What is required
Exact reproduction of all the entries is required, without any of their pictures.
-- Opening Marker --
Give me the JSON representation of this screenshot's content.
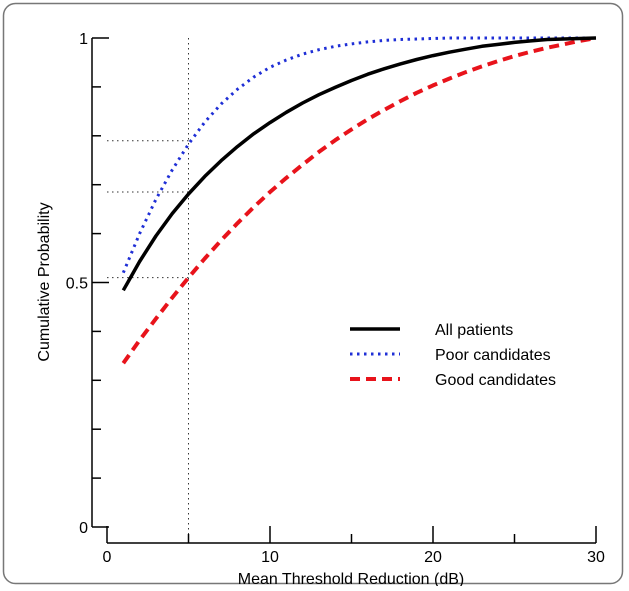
{
  "chart_data": {
    "type": "line",
    "xlabel": "Mean Threshold Reduction (dB)",
    "ylabel": "Cumulative Probability",
    "xlim": [
      0,
      30
    ],
    "ylim": [
      0,
      1
    ],
    "x_ticks": [
      0,
      10,
      20,
      30
    ],
    "y_ticks": [
      0,
      0.5,
      1
    ],
    "x_tick_labels": [
      "0",
      "10",
      "20",
      "30"
    ],
    "y_tick_labels": [
      "0",
      "0.5",
      "1"
    ],
    "grid": false,
    "legend_position": "center-right",
    "reference_lines": {
      "x": 5,
      "y": [
        0.51,
        0.685,
        0.79
      ]
    },
    "series": [
      {
        "name": "All patients",
        "color": "#000000",
        "style": "solid",
        "x": [
          1,
          2,
          3,
          4,
          5,
          6,
          7,
          8,
          9,
          10,
          11,
          12,
          13,
          14,
          15,
          16,
          17,
          18,
          19,
          20,
          21,
          22,
          23,
          24,
          25,
          26,
          27,
          28,
          29,
          30
        ],
        "y": [
          0.484,
          0.543,
          0.595,
          0.641,
          0.681,
          0.717,
          0.749,
          0.778,
          0.804,
          0.827,
          0.848,
          0.867,
          0.884,
          0.899,
          0.913,
          0.926,
          0.937,
          0.947,
          0.956,
          0.964,
          0.971,
          0.977,
          0.983,
          0.987,
          0.991,
          0.994,
          0.997,
          0.998,
          0.999,
          1.0
        ]
      },
      {
        "name": "Poor candidates",
        "color": "#1f2fd6",
        "style": "dotted",
        "x": [
          1,
          2,
          3,
          4,
          5,
          6,
          7,
          8,
          9,
          10,
          11,
          12,
          13,
          14,
          15,
          16,
          17,
          18,
          19,
          20,
          21,
          22,
          23,
          24,
          25,
          26,
          27,
          28,
          29,
          30
        ],
        "y": [
          0.52,
          0.6,
          0.67,
          0.73,
          0.783,
          0.828,
          0.865,
          0.895,
          0.92,
          0.94,
          0.955,
          0.967,
          0.976,
          0.983,
          0.988,
          0.992,
          0.995,
          0.997,
          0.998,
          0.999,
          1.0,
          1.0,
          1.0,
          1.0,
          1.0,
          1.0,
          1.0,
          1.0,
          1.0,
          1.0
        ]
      },
      {
        "name": "Good candidates",
        "color": "#e8131b",
        "style": "dashed",
        "x": [
          1,
          2,
          3,
          4,
          5,
          6,
          7,
          8,
          9,
          10,
          11,
          12,
          13,
          14,
          15,
          16,
          17,
          18,
          19,
          20,
          21,
          22,
          23,
          24,
          25,
          26,
          27,
          28,
          29,
          30
        ],
        "y": [
          0.335,
          0.382,
          0.426,
          0.469,
          0.51,
          0.549,
          0.586,
          0.621,
          0.654,
          0.685,
          0.714,
          0.741,
          0.767,
          0.791,
          0.813,
          0.834,
          0.853,
          0.871,
          0.888,
          0.903,
          0.917,
          0.93,
          0.942,
          0.953,
          0.963,
          0.972,
          0.98,
          0.987,
          0.994,
          1.0
        ]
      }
    ]
  }
}
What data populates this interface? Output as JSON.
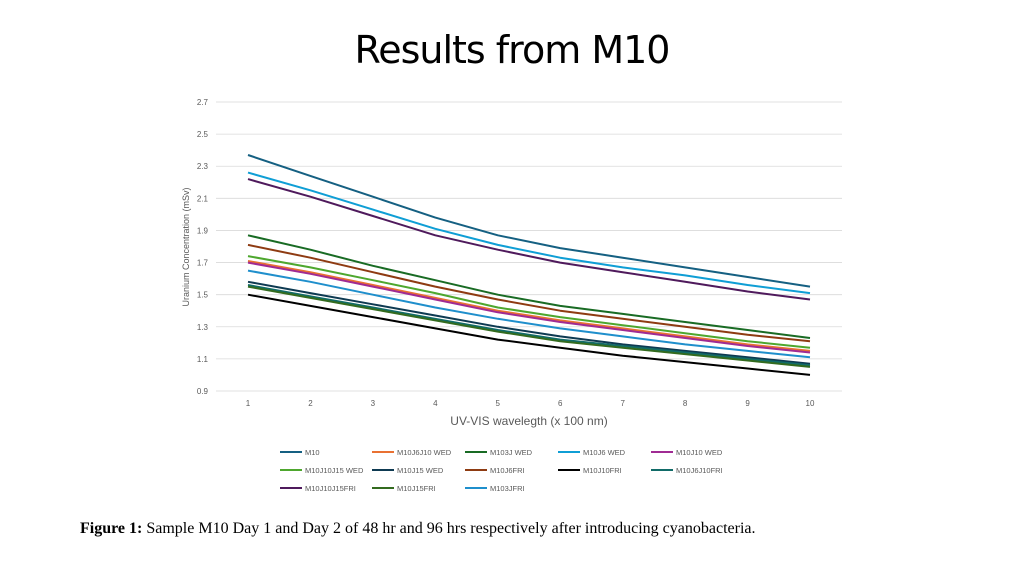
{
  "slide": {
    "title": "Results from M10",
    "caption_bold": "Figure 1:",
    "caption_text": " Sample M10 Day 1 and Day 2 of 48 hr and 96 hrs respectively after introducing cyanobacteria."
  },
  "chart_data": {
    "type": "line",
    "title": "",
    "xlabel": "UV-VIS wavelegth (x 100 nm)",
    "ylabel": "Uranium Concentration (mSv)",
    "x": [
      1,
      2,
      3,
      4,
      5,
      6,
      7,
      8,
      9,
      10
    ],
    "xlim": [
      1,
      10
    ],
    "ylim": [
      0.9,
      2.7
    ],
    "yticks": [
      "0.9",
      "1.1",
      "1.3",
      "1.5",
      "1.7",
      "1.9",
      "2.1",
      "2.3",
      "2.5",
      "2.7"
    ],
    "xticks": [
      "1",
      "2",
      "3",
      "4",
      "5",
      "6",
      "7",
      "8",
      "9",
      "10"
    ],
    "grid": true,
    "legend_position": "bottom",
    "series": [
      {
        "name": "M10",
        "color": "#156082",
        "values": [
          2.37,
          2.24,
          2.11,
          1.98,
          1.87,
          1.79,
          1.73,
          1.67,
          1.61,
          1.55
        ]
      },
      {
        "name": "M10J6J10 WED",
        "color": "#E97132",
        "values": [
          1.71,
          1.64,
          1.56,
          1.48,
          1.4,
          1.34,
          1.29,
          1.24,
          1.19,
          1.15
        ]
      },
      {
        "name": "M103J WED",
        "color": "#196B24",
        "values": [
          1.87,
          1.78,
          1.68,
          1.59,
          1.5,
          1.43,
          1.38,
          1.33,
          1.28,
          1.23
        ]
      },
      {
        "name": "M10J6 WED",
        "color": "#0F9ED5",
        "values": [
          2.26,
          2.15,
          2.03,
          1.91,
          1.81,
          1.73,
          1.67,
          1.62,
          1.56,
          1.51
        ]
      },
      {
        "name": "M10J10 WED",
        "color": "#A02B93",
        "values": [
          1.7,
          1.63,
          1.55,
          1.47,
          1.39,
          1.33,
          1.28,
          1.23,
          1.18,
          1.14
        ]
      },
      {
        "name": "M10J10J15 WED",
        "color": "#4EA72E",
        "values": [
          1.74,
          1.67,
          1.59,
          1.51,
          1.42,
          1.36,
          1.31,
          1.26,
          1.21,
          1.17
        ]
      },
      {
        "name": "M10J15 WED",
        "color": "#0E3A52",
        "values": [
          1.58,
          1.51,
          1.44,
          1.37,
          1.3,
          1.24,
          1.19,
          1.15,
          1.11,
          1.07
        ]
      },
      {
        "name": "M10J6FRI",
        "color": "#8E3B12",
        "values": [
          1.81,
          1.73,
          1.64,
          1.55,
          1.47,
          1.4,
          1.35,
          1.3,
          1.25,
          1.21
        ]
      },
      {
        "name": "M10J10FRI",
        "color": "#000000",
        "values": [
          1.5,
          1.43,
          1.36,
          1.29,
          1.22,
          1.17,
          1.12,
          1.08,
          1.04,
          1.0
        ]
      },
      {
        "name": "M10J6J10FRI",
        "color": "#116B68",
        "values": [
          1.56,
          1.49,
          1.42,
          1.35,
          1.28,
          1.22,
          1.18,
          1.14,
          1.1,
          1.06
        ]
      },
      {
        "name": "M10J10J15FRI",
        "color": "#4F1A5C",
        "values": [
          2.22,
          2.11,
          1.99,
          1.87,
          1.78,
          1.7,
          1.64,
          1.58,
          1.52,
          1.47
        ]
      },
      {
        "name": "M10J15FRI",
        "color": "#336B1F",
        "values": [
          1.55,
          1.48,
          1.41,
          1.34,
          1.27,
          1.21,
          1.17,
          1.13,
          1.09,
          1.05
        ]
      },
      {
        "name": "M103JFRI",
        "color": "#1F8FCC",
        "values": [
          1.65,
          1.58,
          1.5,
          1.42,
          1.35,
          1.29,
          1.24,
          1.19,
          1.15,
          1.11
        ]
      }
    ]
  }
}
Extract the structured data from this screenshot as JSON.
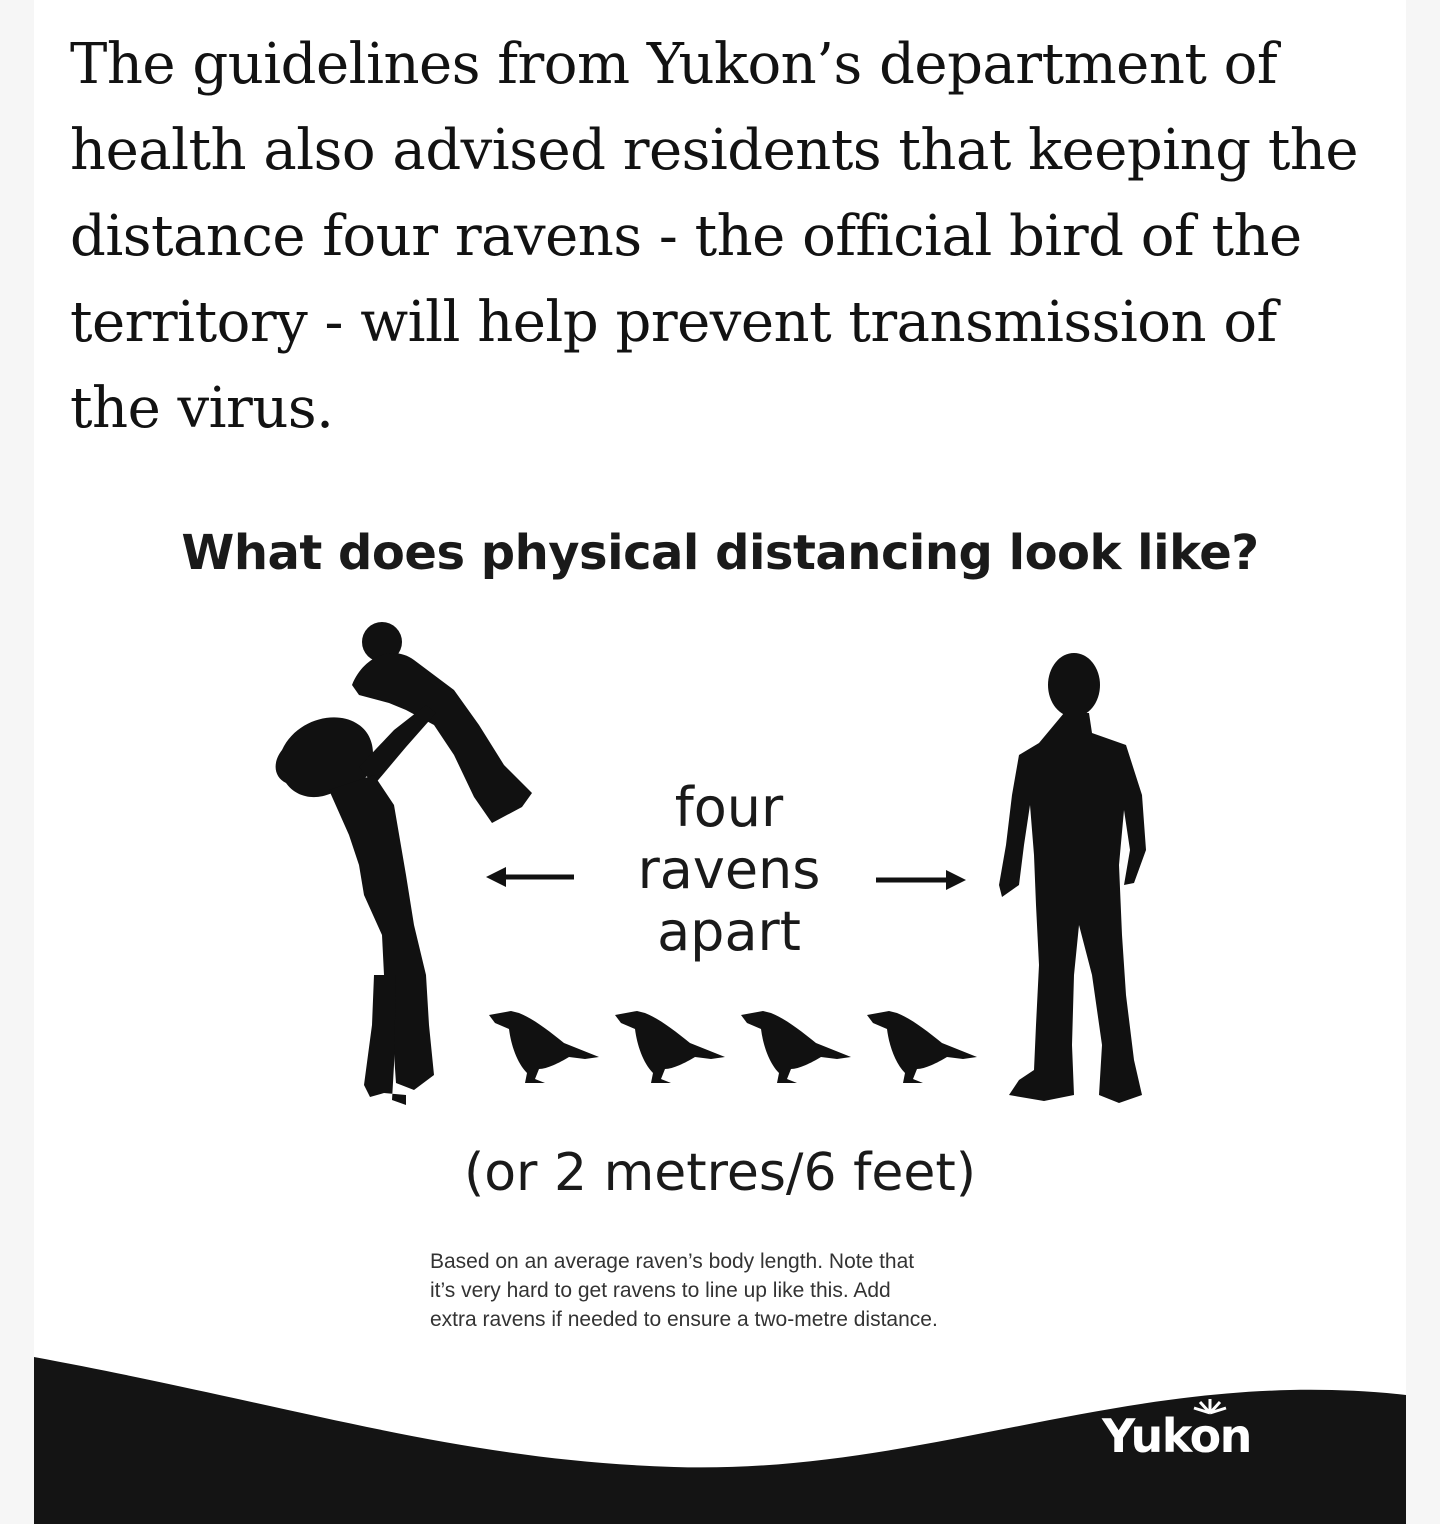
-- Closing Marker --
Response to the task
Give me the JSON representation of this screenshot's content.
{
  "chart_data": {
    "type": "line",
    "xlabel": "Mean Threshold Reduction (dB)",
    "ylabel": "Cumulative Probability",
    "xlim": [
      0,
      30
    ],
    "ylim": [
      0,
      1
    ],
    "x_ticks": [
      0,
      10,
      20,
      30
    ],
    "y_ticks": [
      0,
      0.5,
      1
    ],
    "x_tick_labels": [
      "0",
      "10",
      "20",
      "30"
    ],
    "y_tick_labels": [
      "0",
      "0.5",
      "1"
    ],
    "grid": false,
    "legend_position": "center-right",
    "reference_lines": {
      "x": 5,
      "y": [
        0.51,
        0.685,
        0.79
      ]
    },
    "series": [
      {
        "name": "All patients",
        "color": "#000000",
        "style": "solid",
        "x": [
          1,
          2,
          3,
          4,
          5,
          6,
          7,
          8,
          9,
          10,
          11,
          12,
          13,
          14,
          15,
          16,
          17,
          18,
          19,
          20,
          21,
          22,
          23,
          24,
          25,
          26,
          27,
          28,
          29,
          30
        ],
        "y": [
          0.484,
          0.543,
          0.595,
          0.641,
          0.681,
          0.717,
          0.749,
          0.778,
          0.804,
          0.827,
          0.848,
          0.867,
          0.884,
          0.899,
          0.913,
          0.926,
          0.937,
          0.947,
          0.956,
          0.964,
          0.971,
          0.977,
          0.983,
          0.987,
          0.991,
          0.994,
          0.997,
          0.998,
          0.999,
          1.0
        ]
      },
      {
        "name": "Poor candidates",
        "color": "#1f2fd6",
        "style": "dotted",
        "x": [
          1,
          2,
          3,
          4,
          5,
          6,
          7,
          8,
          9,
          10,
          11,
          12,
          13,
          14,
          15,
          16,
          17,
          18,
          19,
          20,
          21,
          22,
          23,
          24,
          25,
          26,
          27,
          28,
          29,
          30
        ],
        "y": [
          0.52,
          0.6,
          0.67,
          0.73,
          0.783,
          0.828,
          0.865,
          0.895,
          0.92,
          0.94,
          0.955,
          0.967,
          0.976,
          0.983,
          0.988,
          0.992,
          0.995,
          0.997,
          0.998,
          0.999,
          1.0,
          1.0,
          1.0,
          1.0,
          1.0,
          1.0,
          1.0,
          1.0,
          1.0,
          1.0
        ]
      },
      {
        "name": "Good candidates",
        "color": "#e8131b",
        "style": "dashed",
        "x": [
          1,
          2,
          3,
          4,
          5,
          6,
          7,
          8,
          9,
          10,
          11,
          12,
          13,
          14,
          15,
          16,
          17,
          18,
          19,
          20,
          21,
          22,
          23,
          24,
          25,
          26,
          27,
          28,
          29,
          30
        ],
        "y": [
          0.335,
          0.382,
          0.426,
          0.469,
          0.51,
          0.549,
          0.586,
          0.621,
          0.654,
          0.685,
          0.714,
          0.741,
          0.767,
          0.791,
          0.813,
          0.834,
          0.853,
          0.871,
          0.888,
          0.903,
          0.917,
          0.93,
          0.942,
          0.953,
          0.963,
          0.972,
          0.98,
          0.987,
          0.994,
          1.0
        ]
      }
    ]
  }
}
What data populates this interface? Output as JSON.
{
  "slide": {
    "title": "Results from M10",
    "caption_bold": "Figure 1:",
    "caption_text": " Sample M10 Day 1 and Day 2 of 48 hr and 96 hrs respectively after introducing cyanobacteria."
  },
  "chart_data": {
    "type": "line",
    "title": "",
    "xlabel": "UV-VIS wavelegth (x 100 nm)",
    "ylabel": "Uranium Concentration (mSv)",
    "x": [
      1,
      2,
      3,
      4,
      5,
      6,
      7,
      8,
      9,
      10
    ],
    "xlim": [
      1,
      10
    ],
    "ylim": [
      0.9,
      2.7
    ],
    "yticks": [
      "0.9",
      "1.1",
      "1.3",
      "1.5",
      "1.7",
      "1.9",
      "2.1",
      "2.3",
      "2.5",
      "2.7"
    ],
    "xticks": [
      "1",
      "2",
      "3",
      "4",
      "5",
      "6",
      "7",
      "8",
      "9",
      "10"
    ],
    "grid": true,
    "legend_position": "bottom",
    "series": [
      {
        "name": "M10",
        "color": "#156082",
        "values": [
          2.37,
          2.24,
          2.11,
          1.98,
          1.87,
          1.79,
          1.73,
          1.67,
          1.61,
          1.55
        ]
      },
      {
        "name": "M10J6J10 WED",
        "color": "#E97132",
        "values": [
          1.71,
          1.64,
          1.56,
          1.48,
          1.4,
          1.34,
          1.29,
          1.24,
          1.19,
          1.15
        ]
      },
      {
        "name": "M103J WED",
        "color": "#196B24",
        "values": [
          1.87,
          1.78,
          1.68,
          1.59,
          1.5,
          1.43,
          1.38,
          1.33,
          1.28,
          1.23
        ]
      },
      {
        "name": "M10J6 WED",
        "color": "#0F9ED5",
        "values": [
          2.26,
          2.15,
          2.03,
          1.91,
          1.81,
          1.73,
          1.67,
          1.62,
          1.56,
          1.51
        ]
      },
      {
        "name": "M10J10 WED",
        "color": "#A02B93",
        "values": [
          1.7,
          1.63,
          1.55,
          1.47,
          1.39,
          1.33,
          1.28,
          1.23,
          1.18,
          1.14
        ]
      },
      {
        "name": "M10J10J15 WED",
        "color": "#4EA72E",
        "values": [
          1.74,
          1.67,
          1.59,
          1.51,
          1.42,
          1.36,
          1.31,
          1.26,
          1.21,
          1.17
        ]
      },
      {
        "name": "M10J15 WED",
        "color": "#0E3A52",
        "values": [
          1.58,
          1.51,
          1.44,
          1.37,
          1.3,
          1.24,
          1.19,
          1.15,
          1.11,
          1.07
        ]
      },
      {
        "name": "M10J6FRI",
        "color": "#8E3B12",
        "values": [
          1.81,
          1.73,
          1.64,
          1.55,
          1.47,
          1.4,
          1.35,
          1.3,
          1.25,
          1.21
        ]
      },
      {
        "name": "M10J10FRI",
        "color": "#000000",
        "values": [
          1.5,
          1.43,
          1.36,
          1.29,
          1.22,
          1.17,
          1.12,
          1.08,
          1.04,
          1.0
        ]
      },
      {
        "name": "M10J6J10FRI",
        "color": "#116B68",
        "values": [
          1.56,
          1.49,
          1.42,
          1.35,
          1.28,
          1.22,
          1.18,
          1.14,
          1.1,
          1.06
        ]
      },
      {
        "name": "M10J10J15FRI",
        "color": "#4F1A5C",
        "values": [
          2.22,
          2.11,
          1.99,
          1.87,
          1.78,
          1.7,
          1.64,
          1.58,
          1.52,
          1.47
        ]
      },
      {
        "name": "M10J15FRI",
        "color": "#336B1F",
        "values": [
          1.55,
          1.48,
          1.41,
          1.34,
          1.27,
          1.21,
          1.17,
          1.13,
          1.09,
          1.05
        ]
      },
      {
        "name": "M103JFRI",
        "color": "#1F8FCC",
        "values": [
          1.65,
          1.58,
          1.5,
          1.42,
          1.35,
          1.29,
          1.24,
          1.19,
          1.15,
          1.11
        ]
      }
    ]
  }
}
Extract the structured data from this screenshot as JSON.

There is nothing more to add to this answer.